SET TASK: Please transcribe the data below exactly. Leave the pictures out.

>> begin DATA LISTING

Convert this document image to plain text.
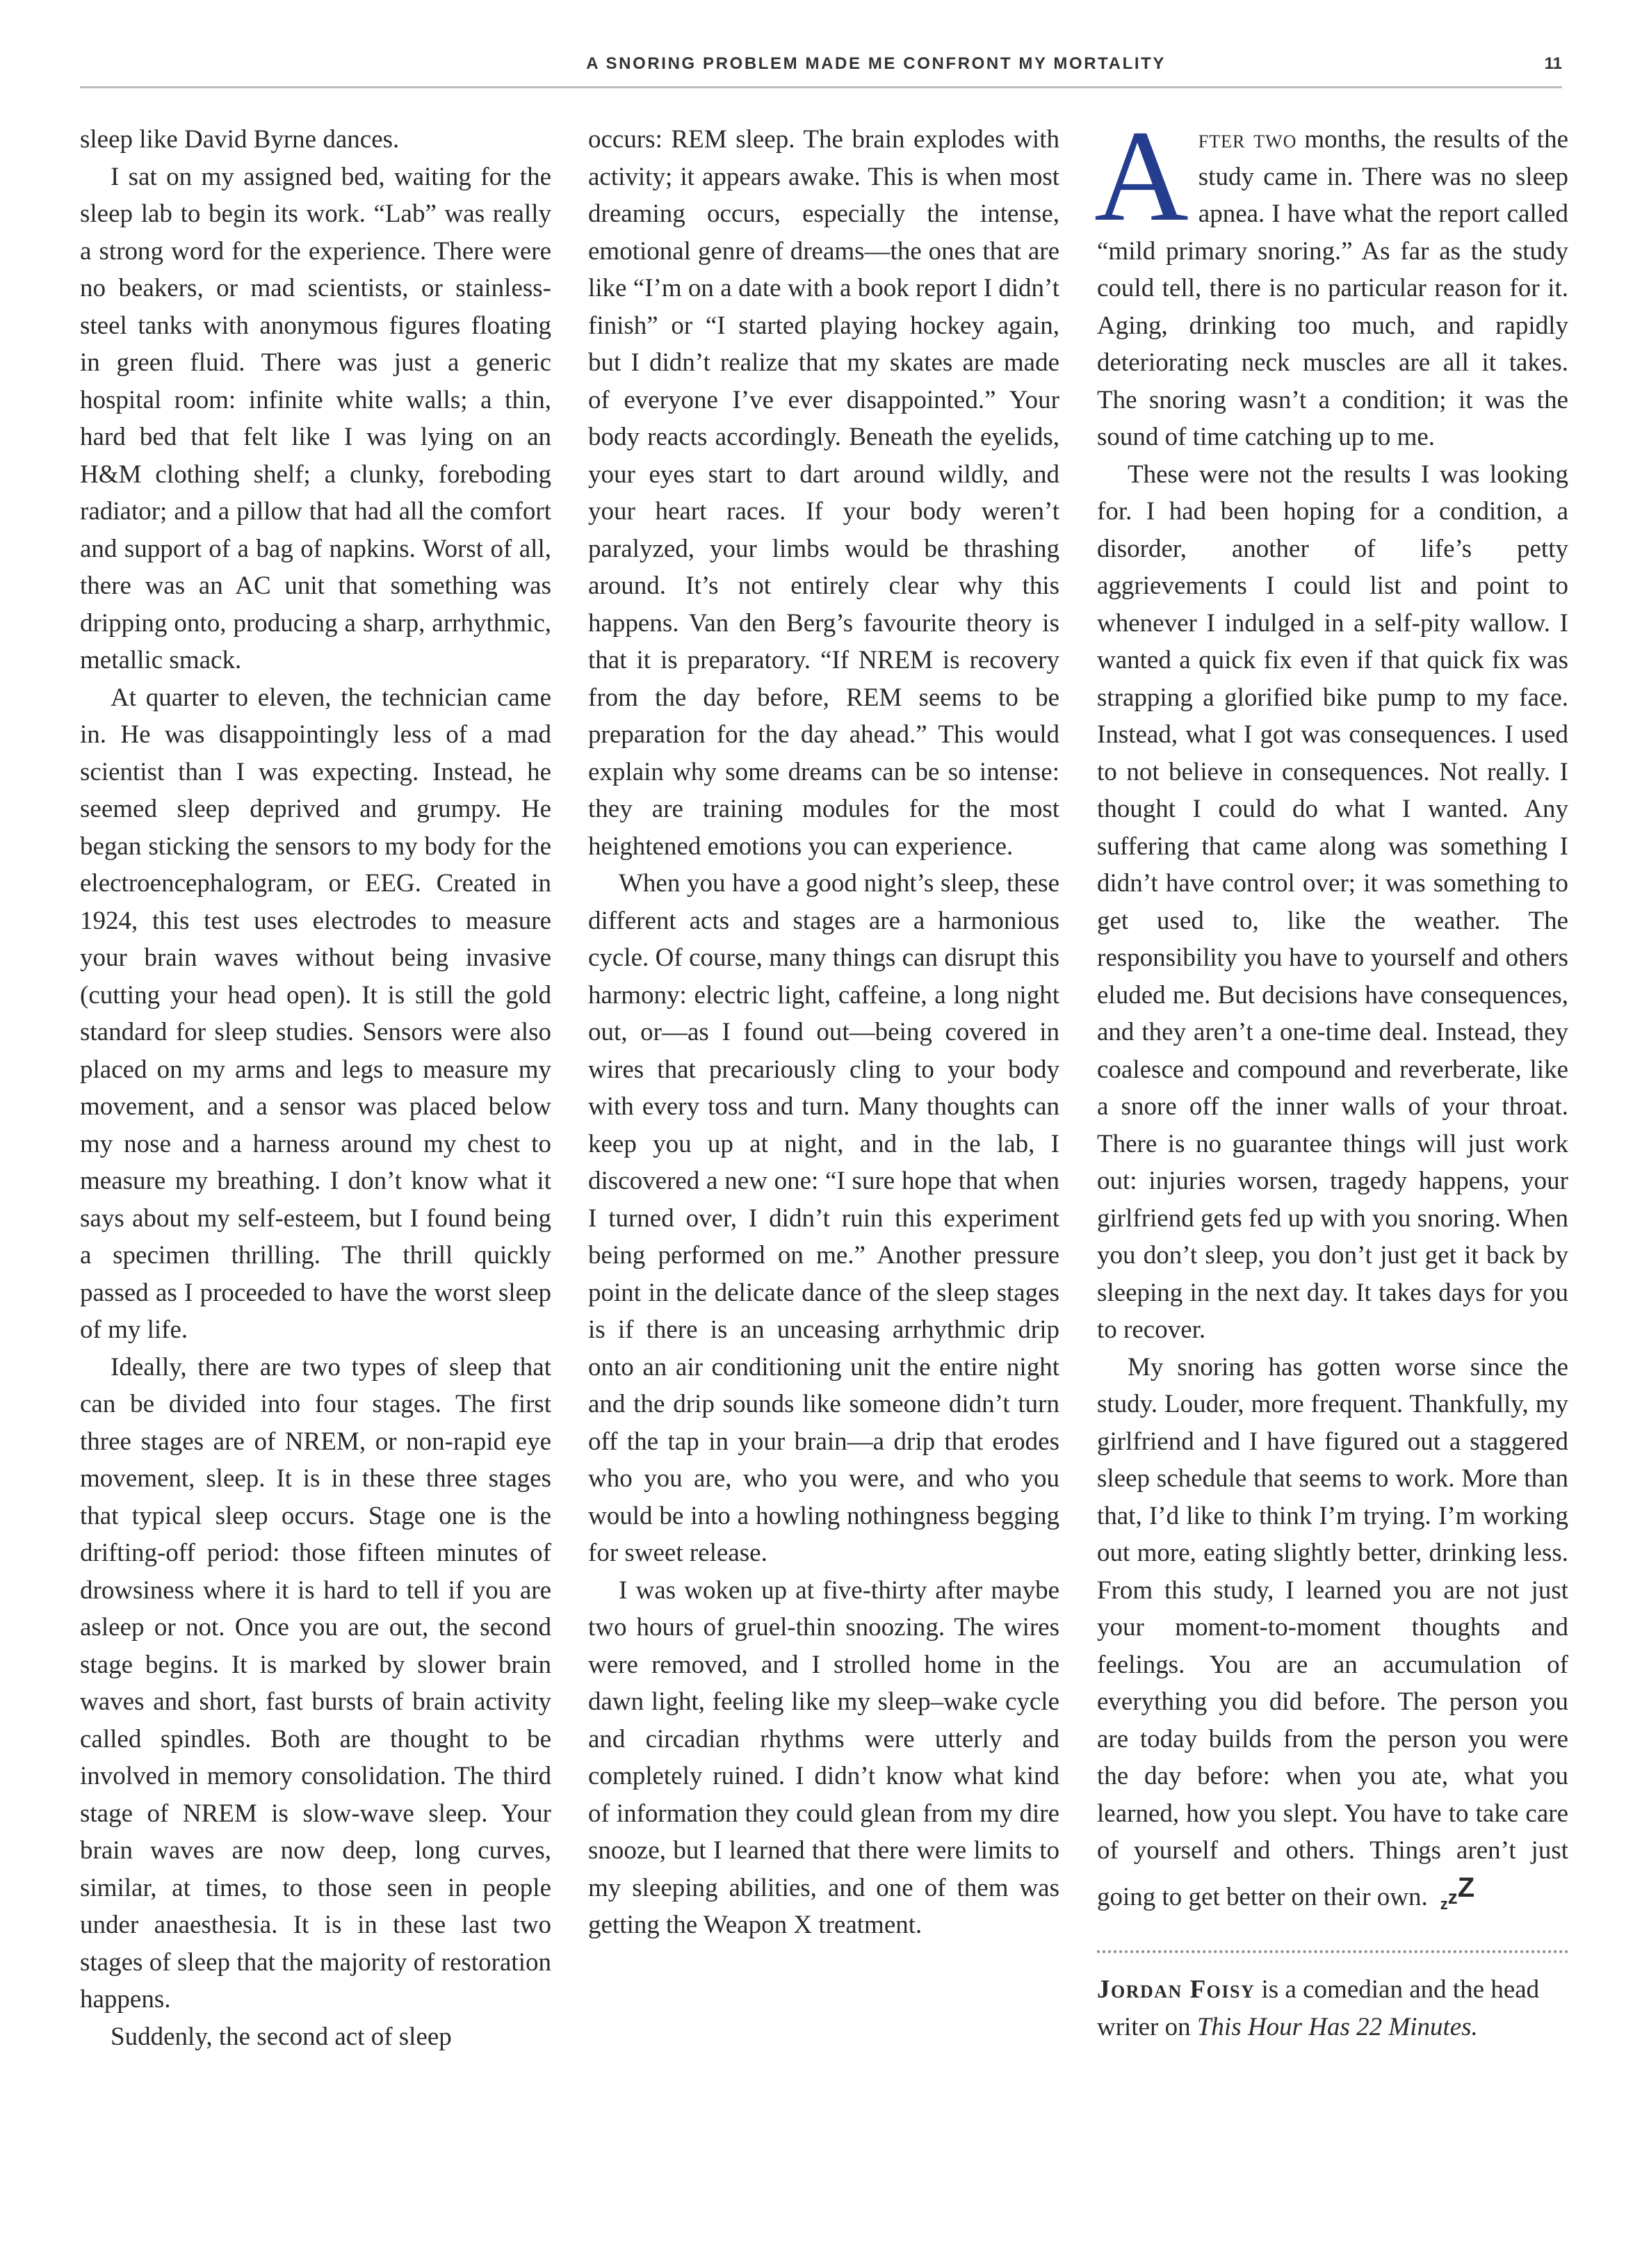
A SNORING PROBLEM MADE ME CONFRONT MY MORTALITY	11

sleep like David Byrne dances.

I sat on my assigned bed, waiting for the sleep lab to begin its work. “Lab” was really a strong word for the experience. There were no beakers, or mad scientists, or stainless-steel tanks with anonymous figures floating in green fluid. There was just a generic hospital room: infinite white walls; a thin, hard bed that felt like I was lying on an H&M clothing shelf; a clunky, foreboding radiator; and a pillow that had all the comfort and support of a bag of napkins. Worst of all, there was an AC unit that something was dripping onto, producing a sharp, arrhythmic, metallic smack.

At quarter to eleven, the technician came in. He was disappointingly less of a mad scientist than I was expecting. Instead, he seemed sleep deprived and grumpy. He began sticking the sensors to my body for the electroencephalogram, or EEG. Created in 1924, this test uses electrodes to measure your brain waves without being invasive (cutting your head open). It is still the gold standard for sleep studies. Sensors were also placed on my arms and legs to measure my movement, and a sensor was placed below my nose and a harness around my chest to measure my breathing. I don’t know what it says about my self-esteem, but I found being a specimen thrilling. The thrill quickly passed as I proceeded to have the worst sleep of my life.

Ideally, there are two types of sleep that can be divided into four stages. The first three stages are of NREM, or non-rapid eye movement, sleep. It is in these three stages that typical sleep occurs. Stage one is the drifting-off period: those fifteen minutes of drowsiness where it is hard to tell if you are asleep or not. Once you are out, the second stage begins. It is marked by slower brain waves and short, fast bursts of brain activity called spindles. Both are thought to be involved in memory consolidation. The third stage of NREM is slow-wave sleep. Your brain waves are now deep, long curves, similar, at times, to those seen in people under anaesthesia. It is in these last two stages of sleep that the majority of restoration happens.

Suddenly, the second act of sleep

occurs: REM sleep. The brain explodes with activity; it appears awake. This is when most dreaming occurs, especially the intense, emotional genre of dreams—the ones that are like “I’m on a date with a book report I didn’t finish” or “I started playing hockey again, but I didn’t realize that my skates are made of everyone I’ve ever disappointed.” Your body reacts accordingly. Beneath the eyelids, your eyes start to dart around wildly, and your heart races. If your body weren’t paralyzed, your limbs would be thrashing around. It’s not entirely clear why this happens. Van den Berg’s favourite theory is that it is preparatory. “If NREM is recovery from the day before, REM seems to be preparation for the day ahead.” This would explain why some dreams can be so intense: they are training modules for the most heightened emotions you can experience.

When you have a good night’s sleep, these different acts and stages are a harmonious cycle. Of course, many things can disrupt this harmony: electric light, caffeine, a long night out, or—as I found out—being covered in wires that precariously cling to your body with every toss and turn. Many thoughts can keep you up at night, and in the lab, I discovered a new one: “I sure hope that when I turned over, I didn’t ruin this experiment being performed on me.” Another pressure point in the delicate dance of the sleep stages is if there is an unceasing arrhythmic drip onto an air conditioning unit the entire night and the drip sounds like someone didn’t turn off the tap in your brain—a drip that erodes who you are, who you were, and who you would be into a howling nothingness begging for sweet release.

I was woken up at five-thirty after maybe two hours of gruel-thin snoozing. The wires were removed, and I strolled home in the dawn light, feeling like my sleep–wake cycle and circadian rhythms were utterly and completely ruined. I didn’t know what kind of information they could glean from my dire snooze, but I learned that there were limits to my sleeping abilities, and one of them was getting the Weapon X treatment.

After two months, the results of the study came in. There was no sleep apnea. I have what the report called “mild primary snoring.” As far as the study could tell, there is no particular reason for it. Aging, drinking too much, and rapidly deteriorating neck muscles are all it takes. The snoring wasn’t a condition; it was the sound of time catching up to me.

These were not the results I was looking for. I had been hoping for a condition, a disorder, another of life’s petty aggrievements I could list and point to whenever I indulged in a self-pity wallow. I wanted a quick fix even if that quick fix was strapping a glorified bike pump to my face. Instead, what I got was consequences. I used to not believe in consequences. Not really. I thought I could do what I wanted. Any suffering that came along was something I didn’t have control over; it was something to get used to, like the weather. The responsibility you have to yourself and others eluded me. But decisions have consequences, and they aren’t a one-time deal. Instead, they coalesce and compound and reverberate, like a snore off the inner walls of your throat. There is no guarantee things will just work out: injuries worsen, tragedy happens, your girlfriend gets fed up with you snoring. When you don’t sleep, you don’t just get it back by sleeping in the next day. It takes days for you to recover.

My snoring has gotten worse since the study. Louder, more frequent. Thankfully, my girlfriend and I have figured out a staggered sleep schedule that seems to work. More than that, I’d like to think I’m trying. I’m working out more, eating slightly better, drinking less. From this study, I learned you are not just your moment-to-moment thoughts and feelings. You are an accumulation of everything you did before. The person you are today builds from the person you were the day before: when you ate, what you learned, how you slept. You have to take care of yourself and others. Things aren’t just going to get better on their own. zzZ

Jordan Foisy is a comedian and the head writer on This Hour Has 22 Minutes.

>> end DATA LISTING

OUTPUT OF THE EXERCISE:
Convert this document image to plain text.
A SNORING PROBLEM MADE ME CONFRONT MY MORTALITY	11

sleep like David Byrne dances.

I sat on my assigned bed, waiting for the sleep lab to begin its work. “Lab” was really a strong word for the experience. There were no beakers, or mad scientists, or stainless-steel tanks with anonymous figures floating in green fluid. There was just a generic hospital room: infinite white walls; a thin, hard bed that felt like I was lying on an H&M clothing shelf; a clunky, foreboding radiator; and a pillow that had all the comfort and support of a bag of napkins. Worst of all, there was an AC unit that something was dripping onto, producing a sharp, arrhythmic, metallic smack.

At quarter to eleven, the technician came in. He was disappointingly less of a mad scientist than I was expecting. Instead, he seemed sleep deprived and grumpy. He began sticking the sensors to my body for the electroencephalogram, or EEG. Created in 1924, this test uses electrodes to measure your brain waves without being invasive (cutting your head open). It is still the gold standard for sleep studies. Sensors were also placed on my arms and legs to measure my movement, and a sensor was placed below my nose and a harness around my chest to measure my breathing. I don’t know what it says about my self-esteem, but I found being a specimen thrilling. The thrill quickly passed as I proceeded to have the worst sleep of my life.

Ideally, there are two types of sleep that can be divided into four stages. The first three stages are of NREM, or non-rapid eye movement, sleep. It is in these three stages that typical sleep occurs. Stage one is the drifting-off period: those fifteen minutes of drowsiness where it is hard to tell if you are asleep or not. Once you are out, the second stage begins. It is marked by slower brain waves and short, fast bursts of brain activity called spindles. Both are thought to be involved in memory consolidation. The third stage of NREM is slow-wave sleep. Your brain waves are now deep, long curves, similar, at times, to those seen in people under anaesthesia. It is in these last two stages of sleep that the majority of restoration happens.

Suddenly, the second act of sleep

occurs: REM sleep. The brain explodes with activity; it appears awake. This is when most dreaming occurs, especially the intense, emotional genre of dreams—the ones that are like “I’m on a date with a book report I didn’t finish” or “I started playing hockey again, but I didn’t realize that my skates are made of everyone I’ve ever disappointed.” Your body reacts accordingly. Beneath the eyelids, your eyes start to dart around wildly, and your heart races. If your body weren’t paralyzed, your limbs would be thrashing around. It’s not entirely clear why this happens. Van den Berg’s favourite theory is that it is preparatory. “If NREM is recovery from the day before, REM seems to be preparation for the day ahead.” This would explain why some dreams can be so intense: they are training modules for the most heightened emotions you can experience.

When you have a good night’s sleep, these different acts and stages are a harmonious cycle. Of course, many things can disrupt this harmony: electric light, caffeine, a long night out, or—as I found out—being covered in wires that precariously cling to your body with every toss and turn. Many thoughts can keep you up at night, and in the lab, I discovered a new one: “I sure hope that when I turned over, I didn’t ruin this experiment being performed on me.” Another pressure point in the delicate dance of the sleep stages is if there is an unceasing arrhythmic drip onto an air conditioning unit the entire night and the drip sounds like someone didn’t turn off the tap in your brain—a drip that erodes who you are, who you were, and who you would be into a howling nothingness begging for sweet release.

I was woken up at five-thirty after maybe two hours of gruel-thin snoozing. The wires were removed, and I strolled home in the dawn light, feeling like my sleep–wake cycle and circadian rhythms were utterly and completely ruined. I didn’t know what kind of information they could glean from my dire snooze, but I learned that there were limits to my sleeping abilities, and one of them was getting the Weapon X treatment.

After two months, the results of the study came in. There was no sleep apnea. I have what the report called “mild primary snoring.” As far as the study could tell, there is no particular reason for it. Aging, drinking too much, and rapidly deteriorating neck muscles are all it takes. The snoring wasn’t a condition; it was the sound of time catching up to me.

These were not the results I was looking for. I had been hoping for a condition, a disorder, another of life’s petty aggrievements I could list and point to whenever I indulged in a self-pity wallow. I wanted a quick fix even if that quick fix was strapping a glorified bike pump to my face. Instead, what I got was consequences. I used to not believe in consequences. Not really. I thought I could do what I wanted. Any suffering that came along was something I didn’t have control over; it was something to get used to, like the weather. The responsibility you have to yourself and others eluded me. But decisions have consequences, and they aren’t a one-time deal. Instead, they coalesce and compound and reverberate, like a snore off the inner walls of your throat. There is no guarantee things will just work out: injuries worsen, tragedy happens, your girlfriend gets fed up with you snoring. When you don’t sleep, you don’t just get it back by sleeping in the next day. It takes days for you to recover.

My snoring has gotten worse since the study. Louder, more frequent. Thankfully, my girlfriend and I have figured out a staggered sleep schedule that seems to work. More than that, I’d like to think I’m trying. I’m working out more, eating slightly better, drinking less. From this study, I learned you are not just your moment-to-moment thoughts and feelings. You are an accumulation of everything you did before. The person you are today builds from the person you were the day before: when you ate, what you learned, how you slept. You have to take care of yourself and others. Things aren’t just going to get better on their own. zzZ

Jordan Foisy is a comedian and the head writer on This Hour Has 22 Minutes.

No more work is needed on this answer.